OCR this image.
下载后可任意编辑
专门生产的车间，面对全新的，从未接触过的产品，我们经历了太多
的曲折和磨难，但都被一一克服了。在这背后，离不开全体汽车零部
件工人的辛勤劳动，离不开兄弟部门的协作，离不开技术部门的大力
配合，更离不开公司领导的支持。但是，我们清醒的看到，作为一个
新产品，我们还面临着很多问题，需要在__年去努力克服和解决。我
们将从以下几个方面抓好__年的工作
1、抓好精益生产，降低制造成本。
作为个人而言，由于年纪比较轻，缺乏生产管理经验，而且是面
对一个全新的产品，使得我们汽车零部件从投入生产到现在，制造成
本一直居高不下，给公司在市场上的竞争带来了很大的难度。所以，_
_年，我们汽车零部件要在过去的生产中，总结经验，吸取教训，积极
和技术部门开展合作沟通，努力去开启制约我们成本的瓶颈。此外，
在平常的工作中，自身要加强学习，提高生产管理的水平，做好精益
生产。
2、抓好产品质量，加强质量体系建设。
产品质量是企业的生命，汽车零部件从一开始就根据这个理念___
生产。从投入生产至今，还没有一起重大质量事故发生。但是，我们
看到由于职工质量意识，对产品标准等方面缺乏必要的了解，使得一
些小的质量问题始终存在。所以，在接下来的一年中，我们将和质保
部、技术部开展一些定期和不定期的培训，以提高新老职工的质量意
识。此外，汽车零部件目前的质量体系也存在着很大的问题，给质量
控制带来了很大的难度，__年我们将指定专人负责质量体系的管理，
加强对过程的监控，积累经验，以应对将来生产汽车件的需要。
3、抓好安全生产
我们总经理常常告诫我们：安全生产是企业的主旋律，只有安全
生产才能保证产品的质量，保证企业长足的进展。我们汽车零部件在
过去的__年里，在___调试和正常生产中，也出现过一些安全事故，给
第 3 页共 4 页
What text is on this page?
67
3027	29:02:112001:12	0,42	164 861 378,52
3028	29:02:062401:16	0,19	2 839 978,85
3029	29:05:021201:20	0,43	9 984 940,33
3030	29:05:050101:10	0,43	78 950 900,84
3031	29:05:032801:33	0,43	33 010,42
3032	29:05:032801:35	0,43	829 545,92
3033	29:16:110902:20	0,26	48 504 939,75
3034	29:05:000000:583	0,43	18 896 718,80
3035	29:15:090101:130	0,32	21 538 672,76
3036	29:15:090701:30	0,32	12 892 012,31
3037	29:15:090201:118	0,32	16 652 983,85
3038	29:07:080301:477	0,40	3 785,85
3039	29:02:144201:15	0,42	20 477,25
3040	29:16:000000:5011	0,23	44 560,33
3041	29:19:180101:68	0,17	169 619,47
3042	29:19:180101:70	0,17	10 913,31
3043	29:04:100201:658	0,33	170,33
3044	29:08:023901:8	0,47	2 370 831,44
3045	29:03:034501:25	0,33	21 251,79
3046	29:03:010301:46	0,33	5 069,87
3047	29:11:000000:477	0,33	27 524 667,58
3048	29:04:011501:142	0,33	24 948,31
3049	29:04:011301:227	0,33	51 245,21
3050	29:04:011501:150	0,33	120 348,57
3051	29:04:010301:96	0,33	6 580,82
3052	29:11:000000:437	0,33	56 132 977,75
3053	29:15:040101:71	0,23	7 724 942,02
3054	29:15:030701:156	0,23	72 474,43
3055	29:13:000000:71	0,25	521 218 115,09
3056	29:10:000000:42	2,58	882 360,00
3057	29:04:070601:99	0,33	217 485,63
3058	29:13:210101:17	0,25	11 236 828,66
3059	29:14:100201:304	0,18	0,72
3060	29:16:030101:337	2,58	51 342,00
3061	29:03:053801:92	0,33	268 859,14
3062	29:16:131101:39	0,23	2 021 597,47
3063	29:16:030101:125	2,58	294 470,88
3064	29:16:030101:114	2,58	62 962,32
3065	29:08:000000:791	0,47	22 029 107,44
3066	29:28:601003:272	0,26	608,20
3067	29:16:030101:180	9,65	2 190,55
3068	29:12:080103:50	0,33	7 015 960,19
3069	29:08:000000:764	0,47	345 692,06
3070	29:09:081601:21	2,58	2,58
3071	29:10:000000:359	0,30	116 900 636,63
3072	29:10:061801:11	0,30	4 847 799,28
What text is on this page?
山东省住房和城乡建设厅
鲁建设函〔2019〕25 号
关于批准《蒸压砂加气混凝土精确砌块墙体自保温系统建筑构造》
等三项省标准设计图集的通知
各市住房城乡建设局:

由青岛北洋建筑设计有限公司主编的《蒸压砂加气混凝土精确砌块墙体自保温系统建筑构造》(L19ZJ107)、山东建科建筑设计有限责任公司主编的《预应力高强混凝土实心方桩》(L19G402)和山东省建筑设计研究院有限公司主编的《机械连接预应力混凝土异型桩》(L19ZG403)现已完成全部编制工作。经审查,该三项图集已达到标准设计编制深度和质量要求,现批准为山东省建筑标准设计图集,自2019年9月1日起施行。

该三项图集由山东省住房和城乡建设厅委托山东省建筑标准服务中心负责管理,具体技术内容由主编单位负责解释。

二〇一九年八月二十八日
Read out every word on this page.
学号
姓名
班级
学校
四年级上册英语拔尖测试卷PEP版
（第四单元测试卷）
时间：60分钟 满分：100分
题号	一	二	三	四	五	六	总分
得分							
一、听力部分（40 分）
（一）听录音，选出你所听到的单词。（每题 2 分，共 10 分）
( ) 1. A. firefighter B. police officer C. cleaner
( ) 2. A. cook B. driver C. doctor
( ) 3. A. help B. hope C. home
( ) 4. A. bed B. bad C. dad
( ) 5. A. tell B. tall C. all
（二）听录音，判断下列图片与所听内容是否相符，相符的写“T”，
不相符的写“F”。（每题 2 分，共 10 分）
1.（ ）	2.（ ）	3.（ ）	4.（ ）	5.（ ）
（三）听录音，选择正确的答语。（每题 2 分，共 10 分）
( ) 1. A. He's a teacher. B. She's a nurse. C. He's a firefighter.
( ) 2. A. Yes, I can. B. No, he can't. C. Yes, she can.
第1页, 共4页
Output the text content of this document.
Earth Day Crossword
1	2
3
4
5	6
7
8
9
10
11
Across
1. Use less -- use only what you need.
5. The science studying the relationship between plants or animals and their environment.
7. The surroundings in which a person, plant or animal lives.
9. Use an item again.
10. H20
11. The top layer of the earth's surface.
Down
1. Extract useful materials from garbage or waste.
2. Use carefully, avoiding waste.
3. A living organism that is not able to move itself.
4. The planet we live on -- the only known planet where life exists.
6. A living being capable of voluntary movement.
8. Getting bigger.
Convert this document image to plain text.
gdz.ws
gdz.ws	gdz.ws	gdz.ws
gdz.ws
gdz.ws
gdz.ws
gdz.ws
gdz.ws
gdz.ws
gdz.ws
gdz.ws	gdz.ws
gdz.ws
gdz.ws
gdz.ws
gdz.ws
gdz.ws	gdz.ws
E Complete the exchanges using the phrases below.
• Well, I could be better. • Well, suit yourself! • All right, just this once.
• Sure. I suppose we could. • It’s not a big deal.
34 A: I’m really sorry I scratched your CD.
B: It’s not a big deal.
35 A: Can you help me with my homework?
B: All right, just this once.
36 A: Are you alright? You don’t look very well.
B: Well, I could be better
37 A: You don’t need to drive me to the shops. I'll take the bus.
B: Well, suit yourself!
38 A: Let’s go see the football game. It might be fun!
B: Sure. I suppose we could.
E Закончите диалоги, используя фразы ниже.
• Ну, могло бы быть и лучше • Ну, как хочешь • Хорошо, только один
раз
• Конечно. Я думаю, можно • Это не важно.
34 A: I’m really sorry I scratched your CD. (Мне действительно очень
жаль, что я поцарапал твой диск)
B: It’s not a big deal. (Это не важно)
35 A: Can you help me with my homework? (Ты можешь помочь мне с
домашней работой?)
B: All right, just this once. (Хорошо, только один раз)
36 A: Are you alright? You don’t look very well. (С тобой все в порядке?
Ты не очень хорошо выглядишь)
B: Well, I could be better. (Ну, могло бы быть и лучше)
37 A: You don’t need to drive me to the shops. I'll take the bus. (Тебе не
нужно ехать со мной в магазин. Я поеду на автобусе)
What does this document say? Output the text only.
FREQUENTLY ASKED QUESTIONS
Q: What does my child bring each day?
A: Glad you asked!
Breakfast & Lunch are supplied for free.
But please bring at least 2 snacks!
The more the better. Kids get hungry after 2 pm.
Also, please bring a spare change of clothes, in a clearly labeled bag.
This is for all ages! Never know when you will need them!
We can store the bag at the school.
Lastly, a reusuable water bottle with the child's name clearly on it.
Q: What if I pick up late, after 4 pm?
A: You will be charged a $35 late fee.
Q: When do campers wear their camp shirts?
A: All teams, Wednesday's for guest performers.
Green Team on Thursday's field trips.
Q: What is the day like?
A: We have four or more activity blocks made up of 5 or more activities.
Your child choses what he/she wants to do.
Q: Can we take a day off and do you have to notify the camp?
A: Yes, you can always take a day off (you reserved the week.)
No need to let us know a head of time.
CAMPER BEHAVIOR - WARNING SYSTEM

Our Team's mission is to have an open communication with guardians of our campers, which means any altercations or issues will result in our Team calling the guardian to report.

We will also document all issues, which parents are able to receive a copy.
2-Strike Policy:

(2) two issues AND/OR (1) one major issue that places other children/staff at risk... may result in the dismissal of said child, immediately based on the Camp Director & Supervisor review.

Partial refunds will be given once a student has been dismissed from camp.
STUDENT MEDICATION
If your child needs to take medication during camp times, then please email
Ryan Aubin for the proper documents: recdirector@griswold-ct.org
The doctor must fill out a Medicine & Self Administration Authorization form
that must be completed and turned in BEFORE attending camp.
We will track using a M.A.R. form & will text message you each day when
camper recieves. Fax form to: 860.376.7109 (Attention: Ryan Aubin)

§

■ Problem description
Search the data above for lines holding "image" and copy each of them.

■ The result
OCR this image.
Convert this document image to plain text.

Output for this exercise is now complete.